• AIM OF THE EXERCISE
Go through the entries below and collect each line with the string "white" in it.

[Raw records]
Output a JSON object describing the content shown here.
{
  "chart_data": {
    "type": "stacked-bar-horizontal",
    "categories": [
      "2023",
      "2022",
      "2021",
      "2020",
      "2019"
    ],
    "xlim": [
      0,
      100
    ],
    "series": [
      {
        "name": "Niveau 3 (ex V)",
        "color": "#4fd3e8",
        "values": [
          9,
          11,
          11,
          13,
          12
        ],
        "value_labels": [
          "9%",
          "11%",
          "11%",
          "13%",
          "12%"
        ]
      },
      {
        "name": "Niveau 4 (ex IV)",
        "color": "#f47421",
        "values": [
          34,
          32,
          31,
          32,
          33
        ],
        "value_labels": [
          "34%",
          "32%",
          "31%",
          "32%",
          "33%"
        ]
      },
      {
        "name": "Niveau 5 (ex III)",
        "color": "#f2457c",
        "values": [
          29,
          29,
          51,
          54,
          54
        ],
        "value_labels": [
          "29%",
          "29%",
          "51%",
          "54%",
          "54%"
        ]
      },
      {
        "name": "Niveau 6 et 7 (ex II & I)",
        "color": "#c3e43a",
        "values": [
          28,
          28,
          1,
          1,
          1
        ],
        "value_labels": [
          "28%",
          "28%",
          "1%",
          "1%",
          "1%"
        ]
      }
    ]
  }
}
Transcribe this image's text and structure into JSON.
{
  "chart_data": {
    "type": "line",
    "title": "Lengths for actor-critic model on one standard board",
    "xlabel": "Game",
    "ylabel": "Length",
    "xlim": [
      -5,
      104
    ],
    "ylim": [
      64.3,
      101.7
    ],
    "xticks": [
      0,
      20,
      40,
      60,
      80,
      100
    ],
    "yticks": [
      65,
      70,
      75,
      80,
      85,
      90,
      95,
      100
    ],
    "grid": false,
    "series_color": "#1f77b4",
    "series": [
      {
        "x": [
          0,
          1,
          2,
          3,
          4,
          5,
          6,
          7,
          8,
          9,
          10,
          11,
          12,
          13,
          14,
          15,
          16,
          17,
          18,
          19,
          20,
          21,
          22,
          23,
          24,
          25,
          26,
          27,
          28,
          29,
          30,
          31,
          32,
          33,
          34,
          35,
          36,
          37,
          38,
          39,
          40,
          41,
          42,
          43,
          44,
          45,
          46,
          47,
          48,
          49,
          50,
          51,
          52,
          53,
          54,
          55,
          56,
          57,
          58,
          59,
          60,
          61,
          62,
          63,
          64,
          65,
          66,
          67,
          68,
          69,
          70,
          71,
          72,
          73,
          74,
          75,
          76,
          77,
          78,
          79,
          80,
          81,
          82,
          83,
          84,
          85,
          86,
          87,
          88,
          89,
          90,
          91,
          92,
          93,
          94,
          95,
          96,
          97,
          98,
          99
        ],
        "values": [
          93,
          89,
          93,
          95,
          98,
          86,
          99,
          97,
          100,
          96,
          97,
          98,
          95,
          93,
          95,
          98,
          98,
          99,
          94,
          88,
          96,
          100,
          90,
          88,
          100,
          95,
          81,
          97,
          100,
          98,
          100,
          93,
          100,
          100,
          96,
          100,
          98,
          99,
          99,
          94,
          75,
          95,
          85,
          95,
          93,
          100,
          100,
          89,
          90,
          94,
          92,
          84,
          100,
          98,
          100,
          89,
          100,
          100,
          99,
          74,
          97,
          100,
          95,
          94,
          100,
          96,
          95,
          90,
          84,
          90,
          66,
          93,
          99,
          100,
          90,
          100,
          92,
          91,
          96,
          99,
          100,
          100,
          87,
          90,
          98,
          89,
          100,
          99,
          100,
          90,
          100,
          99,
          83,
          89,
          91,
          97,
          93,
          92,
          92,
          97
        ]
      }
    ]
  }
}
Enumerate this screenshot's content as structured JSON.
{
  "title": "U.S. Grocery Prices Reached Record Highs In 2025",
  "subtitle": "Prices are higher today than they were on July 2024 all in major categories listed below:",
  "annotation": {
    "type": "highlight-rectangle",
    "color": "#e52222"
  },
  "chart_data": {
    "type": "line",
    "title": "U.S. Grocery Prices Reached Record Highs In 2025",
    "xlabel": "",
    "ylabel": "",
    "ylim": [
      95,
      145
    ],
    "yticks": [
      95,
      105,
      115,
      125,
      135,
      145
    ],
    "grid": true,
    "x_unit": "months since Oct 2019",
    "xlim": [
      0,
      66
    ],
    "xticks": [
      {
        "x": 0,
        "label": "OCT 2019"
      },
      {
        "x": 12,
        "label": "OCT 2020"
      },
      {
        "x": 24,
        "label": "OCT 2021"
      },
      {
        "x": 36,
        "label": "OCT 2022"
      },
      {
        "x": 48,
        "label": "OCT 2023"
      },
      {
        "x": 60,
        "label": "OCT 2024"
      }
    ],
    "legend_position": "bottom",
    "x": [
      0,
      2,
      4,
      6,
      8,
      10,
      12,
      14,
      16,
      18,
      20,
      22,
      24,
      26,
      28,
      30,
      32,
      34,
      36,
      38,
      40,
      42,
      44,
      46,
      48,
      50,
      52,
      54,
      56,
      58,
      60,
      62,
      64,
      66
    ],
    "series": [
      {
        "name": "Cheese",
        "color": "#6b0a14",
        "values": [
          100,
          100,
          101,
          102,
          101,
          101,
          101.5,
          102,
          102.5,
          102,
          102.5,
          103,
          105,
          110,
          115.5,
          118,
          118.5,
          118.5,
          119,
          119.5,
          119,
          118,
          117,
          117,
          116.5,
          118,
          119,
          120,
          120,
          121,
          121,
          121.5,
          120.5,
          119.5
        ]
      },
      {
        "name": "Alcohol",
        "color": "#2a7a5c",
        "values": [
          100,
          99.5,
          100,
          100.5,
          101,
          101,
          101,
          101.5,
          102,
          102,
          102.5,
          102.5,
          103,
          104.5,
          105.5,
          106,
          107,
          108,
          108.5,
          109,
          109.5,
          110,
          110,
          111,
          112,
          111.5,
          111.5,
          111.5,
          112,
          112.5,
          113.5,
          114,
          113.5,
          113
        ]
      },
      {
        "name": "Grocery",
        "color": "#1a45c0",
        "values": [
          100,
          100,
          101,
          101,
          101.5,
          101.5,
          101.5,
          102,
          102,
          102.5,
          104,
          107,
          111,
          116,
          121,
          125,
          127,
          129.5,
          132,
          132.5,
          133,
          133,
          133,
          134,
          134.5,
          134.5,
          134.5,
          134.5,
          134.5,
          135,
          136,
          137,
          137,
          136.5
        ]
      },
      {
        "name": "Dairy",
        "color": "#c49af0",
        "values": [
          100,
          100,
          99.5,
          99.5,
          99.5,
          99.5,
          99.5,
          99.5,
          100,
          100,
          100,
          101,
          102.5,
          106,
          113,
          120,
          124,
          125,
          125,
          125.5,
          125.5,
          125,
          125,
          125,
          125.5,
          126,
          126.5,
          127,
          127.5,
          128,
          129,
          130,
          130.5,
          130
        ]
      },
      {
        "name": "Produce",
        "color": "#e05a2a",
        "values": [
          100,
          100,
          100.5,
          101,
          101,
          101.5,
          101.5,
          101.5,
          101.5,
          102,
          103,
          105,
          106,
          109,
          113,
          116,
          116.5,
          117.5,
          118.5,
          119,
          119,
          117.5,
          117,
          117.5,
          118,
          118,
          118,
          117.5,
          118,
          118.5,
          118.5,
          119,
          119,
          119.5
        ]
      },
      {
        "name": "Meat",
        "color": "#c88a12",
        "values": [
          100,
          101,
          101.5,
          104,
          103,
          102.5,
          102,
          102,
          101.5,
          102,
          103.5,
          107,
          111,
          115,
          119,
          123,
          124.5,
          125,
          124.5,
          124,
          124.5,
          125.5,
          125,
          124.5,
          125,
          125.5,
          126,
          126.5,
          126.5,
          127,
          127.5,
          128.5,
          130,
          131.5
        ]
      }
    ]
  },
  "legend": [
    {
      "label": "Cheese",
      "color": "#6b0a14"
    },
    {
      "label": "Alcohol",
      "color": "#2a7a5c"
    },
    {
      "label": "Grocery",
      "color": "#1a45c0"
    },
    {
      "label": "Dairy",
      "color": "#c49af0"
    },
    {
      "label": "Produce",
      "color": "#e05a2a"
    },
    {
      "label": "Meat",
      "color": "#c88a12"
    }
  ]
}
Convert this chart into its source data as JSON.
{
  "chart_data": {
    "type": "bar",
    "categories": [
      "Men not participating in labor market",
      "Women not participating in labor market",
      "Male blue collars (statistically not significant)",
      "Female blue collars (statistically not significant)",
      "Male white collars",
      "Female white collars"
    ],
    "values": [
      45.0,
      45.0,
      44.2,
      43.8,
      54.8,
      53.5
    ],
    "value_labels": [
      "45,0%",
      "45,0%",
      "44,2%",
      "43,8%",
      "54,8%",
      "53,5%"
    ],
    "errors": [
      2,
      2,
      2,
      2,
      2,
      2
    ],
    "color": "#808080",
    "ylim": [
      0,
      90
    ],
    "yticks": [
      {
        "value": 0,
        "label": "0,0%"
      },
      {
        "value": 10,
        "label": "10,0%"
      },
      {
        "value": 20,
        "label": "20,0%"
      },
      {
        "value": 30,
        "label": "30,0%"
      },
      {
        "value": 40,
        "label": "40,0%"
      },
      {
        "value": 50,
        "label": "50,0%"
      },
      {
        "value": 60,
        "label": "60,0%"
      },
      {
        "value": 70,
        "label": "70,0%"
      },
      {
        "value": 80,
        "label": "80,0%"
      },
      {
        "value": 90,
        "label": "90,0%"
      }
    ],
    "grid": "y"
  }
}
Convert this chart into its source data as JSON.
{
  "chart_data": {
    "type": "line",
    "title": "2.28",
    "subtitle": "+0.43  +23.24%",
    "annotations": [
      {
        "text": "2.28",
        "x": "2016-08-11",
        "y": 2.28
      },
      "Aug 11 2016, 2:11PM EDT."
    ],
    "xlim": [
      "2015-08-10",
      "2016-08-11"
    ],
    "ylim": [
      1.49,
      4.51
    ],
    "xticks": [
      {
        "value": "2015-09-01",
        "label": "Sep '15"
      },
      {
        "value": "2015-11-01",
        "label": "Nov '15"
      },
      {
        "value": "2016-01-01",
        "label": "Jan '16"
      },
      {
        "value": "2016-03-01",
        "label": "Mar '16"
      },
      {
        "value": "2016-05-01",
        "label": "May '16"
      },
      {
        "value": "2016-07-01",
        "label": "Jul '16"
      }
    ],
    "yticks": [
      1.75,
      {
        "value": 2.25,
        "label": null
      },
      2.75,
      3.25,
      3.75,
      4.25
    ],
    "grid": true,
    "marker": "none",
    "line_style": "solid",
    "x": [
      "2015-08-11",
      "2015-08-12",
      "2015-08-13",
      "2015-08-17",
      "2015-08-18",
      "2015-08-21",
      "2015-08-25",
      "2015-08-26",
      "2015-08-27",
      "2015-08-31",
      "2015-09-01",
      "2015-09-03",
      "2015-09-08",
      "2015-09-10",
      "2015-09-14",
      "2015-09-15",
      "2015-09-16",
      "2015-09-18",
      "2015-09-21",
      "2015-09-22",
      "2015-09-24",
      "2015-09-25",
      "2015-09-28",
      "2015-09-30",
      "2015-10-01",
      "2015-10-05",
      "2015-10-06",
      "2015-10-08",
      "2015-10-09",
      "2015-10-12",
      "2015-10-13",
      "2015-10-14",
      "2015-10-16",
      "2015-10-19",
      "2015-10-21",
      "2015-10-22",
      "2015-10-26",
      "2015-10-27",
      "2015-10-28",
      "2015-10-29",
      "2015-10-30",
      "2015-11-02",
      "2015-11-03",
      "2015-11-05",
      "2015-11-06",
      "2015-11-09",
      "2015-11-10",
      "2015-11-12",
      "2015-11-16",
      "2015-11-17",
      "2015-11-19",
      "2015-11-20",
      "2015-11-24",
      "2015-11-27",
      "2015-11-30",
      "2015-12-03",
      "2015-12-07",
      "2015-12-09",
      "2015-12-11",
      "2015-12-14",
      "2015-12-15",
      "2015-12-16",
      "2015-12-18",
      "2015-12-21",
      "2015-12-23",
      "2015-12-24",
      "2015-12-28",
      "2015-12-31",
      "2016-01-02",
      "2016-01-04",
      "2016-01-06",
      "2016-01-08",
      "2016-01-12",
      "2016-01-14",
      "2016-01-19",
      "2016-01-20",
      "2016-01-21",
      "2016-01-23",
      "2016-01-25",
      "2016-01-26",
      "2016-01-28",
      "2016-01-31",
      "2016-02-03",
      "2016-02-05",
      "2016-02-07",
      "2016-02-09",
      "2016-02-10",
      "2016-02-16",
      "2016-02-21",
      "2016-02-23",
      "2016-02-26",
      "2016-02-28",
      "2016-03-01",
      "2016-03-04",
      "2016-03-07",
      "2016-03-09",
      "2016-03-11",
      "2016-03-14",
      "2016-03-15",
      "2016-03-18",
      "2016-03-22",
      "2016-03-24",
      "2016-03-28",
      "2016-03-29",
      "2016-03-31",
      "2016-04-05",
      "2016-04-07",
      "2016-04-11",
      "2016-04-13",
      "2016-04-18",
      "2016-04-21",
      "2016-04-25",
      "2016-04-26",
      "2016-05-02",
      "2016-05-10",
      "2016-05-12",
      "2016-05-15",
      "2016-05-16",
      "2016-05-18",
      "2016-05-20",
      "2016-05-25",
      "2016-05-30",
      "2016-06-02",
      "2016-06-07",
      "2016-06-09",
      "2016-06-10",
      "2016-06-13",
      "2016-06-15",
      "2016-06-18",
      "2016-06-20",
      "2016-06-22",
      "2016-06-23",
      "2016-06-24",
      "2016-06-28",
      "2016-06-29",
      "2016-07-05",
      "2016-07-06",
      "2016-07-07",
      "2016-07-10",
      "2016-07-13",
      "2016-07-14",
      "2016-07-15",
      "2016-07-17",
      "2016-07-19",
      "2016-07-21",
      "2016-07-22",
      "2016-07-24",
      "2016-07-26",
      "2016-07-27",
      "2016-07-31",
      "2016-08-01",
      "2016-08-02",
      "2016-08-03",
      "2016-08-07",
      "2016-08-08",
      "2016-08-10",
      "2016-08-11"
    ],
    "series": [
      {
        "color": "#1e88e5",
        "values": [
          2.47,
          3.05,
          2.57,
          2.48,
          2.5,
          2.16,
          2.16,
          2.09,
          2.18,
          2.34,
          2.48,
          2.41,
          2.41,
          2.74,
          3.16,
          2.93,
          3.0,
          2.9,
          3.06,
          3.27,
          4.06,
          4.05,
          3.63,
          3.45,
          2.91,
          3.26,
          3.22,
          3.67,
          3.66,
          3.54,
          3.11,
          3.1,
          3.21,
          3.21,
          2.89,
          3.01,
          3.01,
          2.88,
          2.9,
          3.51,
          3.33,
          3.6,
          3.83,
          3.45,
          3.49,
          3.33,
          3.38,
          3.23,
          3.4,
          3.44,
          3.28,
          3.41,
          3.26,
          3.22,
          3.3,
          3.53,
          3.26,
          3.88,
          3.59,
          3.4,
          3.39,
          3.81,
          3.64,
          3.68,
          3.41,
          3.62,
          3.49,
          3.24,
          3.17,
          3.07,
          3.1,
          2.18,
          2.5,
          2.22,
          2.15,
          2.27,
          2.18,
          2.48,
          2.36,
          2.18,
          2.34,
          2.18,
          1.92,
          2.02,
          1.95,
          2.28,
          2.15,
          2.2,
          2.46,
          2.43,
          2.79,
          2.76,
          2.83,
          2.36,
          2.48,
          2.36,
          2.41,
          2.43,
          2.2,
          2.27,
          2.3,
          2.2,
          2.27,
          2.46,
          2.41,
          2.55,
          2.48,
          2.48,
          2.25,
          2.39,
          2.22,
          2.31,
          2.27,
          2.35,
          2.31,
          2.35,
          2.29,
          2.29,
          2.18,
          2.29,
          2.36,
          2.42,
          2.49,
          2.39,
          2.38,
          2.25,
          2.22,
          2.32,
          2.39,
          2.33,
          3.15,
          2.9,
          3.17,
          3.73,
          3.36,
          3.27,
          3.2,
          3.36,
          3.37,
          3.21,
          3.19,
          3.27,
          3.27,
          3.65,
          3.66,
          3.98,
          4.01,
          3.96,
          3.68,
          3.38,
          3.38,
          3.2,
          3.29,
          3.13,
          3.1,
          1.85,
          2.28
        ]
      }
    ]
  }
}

• ANSWER TO THE TASK
      "Male white collars",
      "Female white collars"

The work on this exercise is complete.